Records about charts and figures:
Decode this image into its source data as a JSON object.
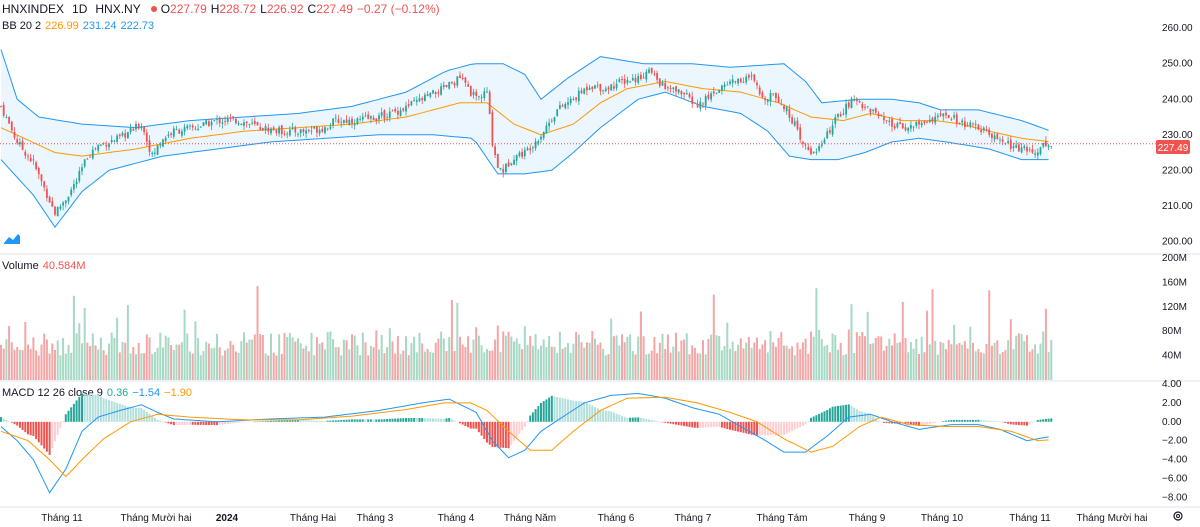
{
  "header": {
    "symbol": "HNXINDEX",
    "interval": "1D",
    "exchange": "HNX.NY",
    "open_label": "O",
    "open": "227.79",
    "high_label": "H",
    "high": "228.72",
    "low_label": "L",
    "low": "226.92",
    "close_label": "C",
    "close": "227.49",
    "change": "−0.27 (−0.12%)"
  },
  "bb_legend": {
    "name": "BB 20 2",
    "basis": "226.99",
    "upper": "231.24",
    "lower": "222.73"
  },
  "volume_legend": {
    "name": "Volume",
    "value": "40.584M"
  },
  "macd_legend": {
    "name": "MACD 12 26 close 9",
    "hist": "0.36",
    "macd": "−1.54",
    "signal": "−1.90"
  },
  "last_price_tag": "227.49",
  "colors": {
    "up": "#26a69a",
    "down": "#ef5350",
    "vol_up": "#a7d8c4",
    "vol_down": "#f4a6a6",
    "bb_basis": "#ff9800",
    "bb_band": "#2196f3",
    "bb_fill": "#e3f2fd",
    "macd_line": "#2196f3",
    "signal_line": "#ff9800"
  },
  "chart_data": {
    "type": "candlestick",
    "price_axis": {
      "ticks": [
        "260.00",
        "250.00",
        "240.00",
        "230.00",
        "220.00",
        "210.00",
        "200.00"
      ],
      "range": [
        197,
        264
      ]
    },
    "volume_axis": {
      "ticks": [
        "200M",
        "160M",
        "120M",
        "80M",
        "40M"
      ],
      "range": [
        0,
        200
      ]
    },
    "macd_axis": {
      "ticks": [
        "4.00",
        "2.00",
        "0.00",
        "−2.00",
        "−4.00",
        "−6.00",
        "−8.00"
      ],
      "range": [
        -8.8,
        4
      ]
    },
    "x_labels": [
      "Tháng 11",
      "Tháng Mười hai",
      "2024",
      "Tháng Hai",
      "Tháng 3",
      "Tháng 4",
      "Tháng Năm",
      "Tháng 6",
      "Tháng 7",
      "Tháng Tám",
      "Tháng 9",
      "Tháng 10",
      "Tháng 11",
      "Tháng Mười hai"
    ],
    "close_path": [
      [
        0,
        238
      ],
      [
        6,
        228
      ],
      [
        12,
        222
      ],
      [
        16,
        215
      ],
      [
        20,
        208
      ],
      [
        24,
        212
      ],
      [
        28,
        217
      ],
      [
        32,
        224
      ],
      [
        36,
        227
      ],
      [
        44,
        229
      ],
      [
        52,
        233
      ],
      [
        56,
        224
      ],
      [
        60,
        229
      ],
      [
        64,
        231
      ],
      [
        72,
        232
      ],
      [
        80,
        234
      ],
      [
        88,
        234
      ],
      [
        96,
        232
      ],
      [
        104,
        231
      ],
      [
        112,
        231
      ],
      [
        120,
        232
      ],
      [
        124,
        234
      ],
      [
        132,
        234
      ],
      [
        140,
        235
      ],
      [
        148,
        237
      ],
      [
        156,
        240
      ],
      [
        164,
        243
      ],
      [
        170,
        246
      ],
      [
        176,
        240
      ],
      [
        180,
        242
      ],
      [
        182,
        228
      ],
      [
        184,
        221
      ],
      [
        186,
        220
      ],
      [
        190,
        224
      ],
      [
        194,
        225
      ],
      [
        200,
        230
      ],
      [
        206,
        237
      ],
      [
        212,
        240
      ],
      [
        218,
        244
      ],
      [
        224,
        243
      ],
      [
        230,
        245
      ],
      [
        236,
        246
      ],
      [
        240,
        248
      ],
      [
        246,
        243
      ],
      [
        252,
        242
      ],
      [
        258,
        238
      ],
      [
        264,
        242
      ],
      [
        270,
        245
      ],
      [
        278,
        246
      ],
      [
        282,
        240
      ],
      [
        286,
        242
      ],
      [
        290,
        238
      ],
      [
        294,
        233
      ],
      [
        296,
        228
      ],
      [
        300,
        225
      ],
      [
        304,
        227
      ],
      [
        308,
        233
      ],
      [
        312,
        237
      ],
      [
        316,
        240
      ],
      [
        320,
        238
      ],
      [
        324,
        236
      ],
      [
        328,
        233
      ],
      [
        334,
        232
      ],
      [
        340,
        233
      ],
      [
        346,
        235
      ],
      [
        352,
        235
      ],
      [
        356,
        233
      ],
      [
        362,
        232
      ],
      [
        368,
        229
      ],
      [
        374,
        227
      ],
      [
        378,
        226
      ],
      [
        382,
        225
      ],
      [
        386,
        227
      ],
      [
        389,
        227.5
      ]
    ],
    "bb_basis": [
      [
        0,
        232
      ],
      [
        20,
        225
      ],
      [
        30,
        224
      ],
      [
        50,
        226
      ],
      [
        70,
        229
      ],
      [
        90,
        231
      ],
      [
        110,
        232
      ],
      [
        130,
        233
      ],
      [
        150,
        235
      ],
      [
        170,
        239
      ],
      [
        180,
        239
      ],
      [
        190,
        233
      ],
      [
        200,
        230
      ],
      [
        212,
        233
      ],
      [
        222,
        239
      ],
      [
        232,
        243
      ],
      [
        246,
        245
      ],
      [
        260,
        243
      ],
      [
        274,
        242
      ],
      [
        288,
        239
      ],
      [
        300,
        235
      ],
      [
        312,
        234
      ],
      [
        322,
        236
      ],
      [
        334,
        234
      ],
      [
        346,
        234
      ],
      [
        356,
        233
      ],
      [
        366,
        231
      ],
      [
        378,
        229
      ],
      [
        389,
        228
      ]
    ],
    "bb_upper": [
      [
        0,
        254
      ],
      [
        6,
        240
      ],
      [
        14,
        235
      ],
      [
        30,
        233
      ],
      [
        50,
        232
      ],
      [
        70,
        234
      ],
      [
        90,
        235
      ],
      [
        110,
        236
      ],
      [
        130,
        238
      ],
      [
        150,
        242
      ],
      [
        165,
        248
      ],
      [
        175,
        250
      ],
      [
        186,
        250
      ],
      [
        194,
        247
      ],
      [
        200,
        240
      ],
      [
        210,
        246
      ],
      [
        222,
        252
      ],
      [
        238,
        250
      ],
      [
        256,
        250
      ],
      [
        270,
        249
      ],
      [
        290,
        250
      ],
      [
        298,
        245
      ],
      [
        304,
        239
      ],
      [
        318,
        240
      ],
      [
        330,
        240
      ],
      [
        340,
        239
      ],
      [
        348,
        237
      ],
      [
        362,
        237
      ],
      [
        378,
        234
      ],
      [
        389,
        231
      ]
    ],
    "bb_lower": [
      [
        0,
        223
      ],
      [
        12,
        213
      ],
      [
        20,
        204
      ],
      [
        30,
        214
      ],
      [
        40,
        220
      ],
      [
        60,
        224
      ],
      [
        80,
        226
      ],
      [
        100,
        228
      ],
      [
        120,
        229
      ],
      [
        140,
        230
      ],
      [
        160,
        230
      ],
      [
        175,
        229
      ],
      [
        184,
        219
      ],
      [
        194,
        219
      ],
      [
        204,
        220
      ],
      [
        212,
        225
      ],
      [
        222,
        232
      ],
      [
        236,
        240
      ],
      [
        246,
        242
      ],
      [
        260,
        238
      ],
      [
        274,
        236
      ],
      [
        284,
        231
      ],
      [
        292,
        224
      ],
      [
        300,
        223
      ],
      [
        310,
        223
      ],
      [
        320,
        225
      ],
      [
        330,
        228
      ],
      [
        340,
        229
      ],
      [
        350,
        228
      ],
      [
        366,
        226
      ],
      [
        378,
        223
      ],
      [
        389,
        223
      ]
    ],
    "macd_path": [
      [
        0,
        -0.5
      ],
      [
        6,
        -2
      ],
      [
        12,
        -4
      ],
      [
        18,
        -7.5
      ],
      [
        24,
        -5
      ],
      [
        30,
        -1
      ],
      [
        36,
        0.5
      ],
      [
        44,
        1.2
      ],
      [
        52,
        1.8
      ],
      [
        58,
        1
      ],
      [
        64,
        0.3
      ],
      [
        80,
        0
      ],
      [
        100,
        0.3
      ],
      [
        120,
        0.5
      ],
      [
        140,
        1.2
      ],
      [
        156,
        2
      ],
      [
        166,
        2.4
      ],
      [
        176,
        1
      ],
      [
        182,
        -2
      ],
      [
        188,
        -3.8
      ],
      [
        194,
        -3
      ],
      [
        200,
        -1
      ],
      [
        208,
        0.5
      ],
      [
        216,
        2
      ],
      [
        226,
        2.8
      ],
      [
        236,
        3
      ],
      [
        246,
        2.5
      ],
      [
        256,
        1.5
      ],
      [
        266,
        0.8
      ],
      [
        274,
        -0.5
      ],
      [
        282,
        -1.8
      ],
      [
        290,
        -3.2
      ],
      [
        298,
        -3.2
      ],
      [
        306,
        -1.5
      ],
      [
        314,
        0.5
      ],
      [
        322,
        0.8
      ],
      [
        330,
        0
      ],
      [
        340,
        -0.8
      ],
      [
        352,
        -0.3
      ],
      [
        362,
        -0.3
      ],
      [
        370,
        -0.8
      ],
      [
        380,
        -2
      ],
      [
        389,
        -1.54
      ]
    ],
    "signal_path": [
      [
        0,
        -1
      ],
      [
        10,
        -2
      ],
      [
        18,
        -4
      ],
      [
        24,
        -5.8
      ],
      [
        30,
        -4
      ],
      [
        38,
        -1.8
      ],
      [
        48,
        0
      ],
      [
        58,
        0.8
      ],
      [
        70,
        0.5
      ],
      [
        90,
        0.2
      ],
      [
        110,
        0.2
      ],
      [
        130,
        0.6
      ],
      [
        150,
        1.3
      ],
      [
        164,
        2
      ],
      [
        174,
        2
      ],
      [
        180,
        1.2
      ],
      [
        188,
        -1
      ],
      [
        196,
        -3
      ],
      [
        204,
        -3
      ],
      [
        212,
        -1
      ],
      [
        222,
        1.2
      ],
      [
        232,
        2.5
      ],
      [
        246,
        2.6
      ],
      [
        258,
        2
      ],
      [
        270,
        1
      ],
      [
        280,
        0
      ],
      [
        290,
        -1.8
      ],
      [
        300,
        -3.2
      ],
      [
        308,
        -2.6
      ],
      [
        318,
        -0.5
      ],
      [
        326,
        0.5
      ],
      [
        336,
        -0.3
      ],
      [
        350,
        -0.5
      ],
      [
        362,
        -0.5
      ],
      [
        374,
        -1
      ],
      [
        384,
        -2
      ],
      [
        389,
        -1.9
      ]
    ]
  }
}
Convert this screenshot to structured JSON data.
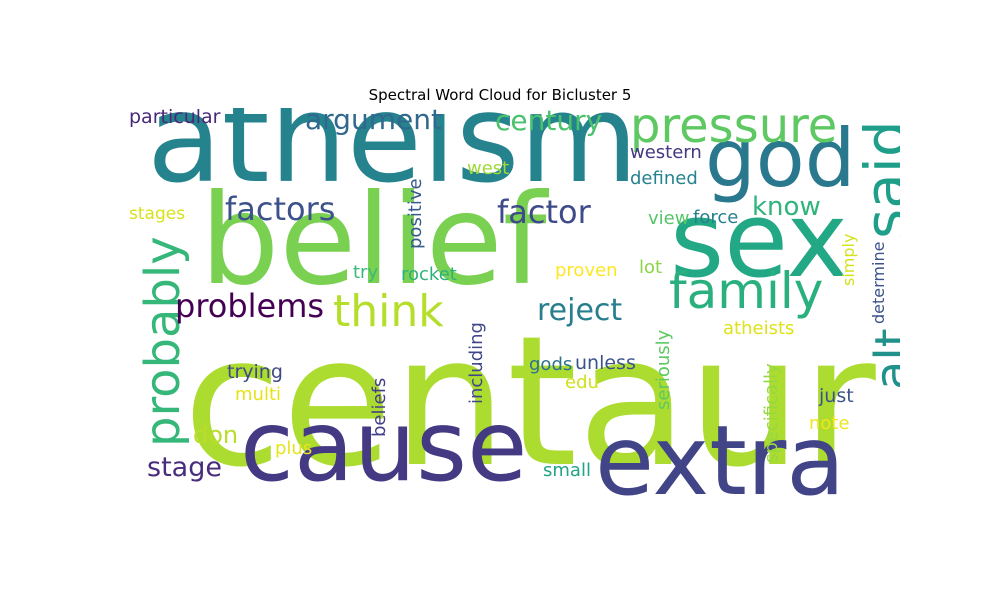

THE REQUEST:
Using the records above, pull out each line where the word "name" occurs.

RESPONSE TO THIS TASK:
    "name": "BB 20 2",
    "name": "Volume",
    "name": "MACD 12 26 close 9",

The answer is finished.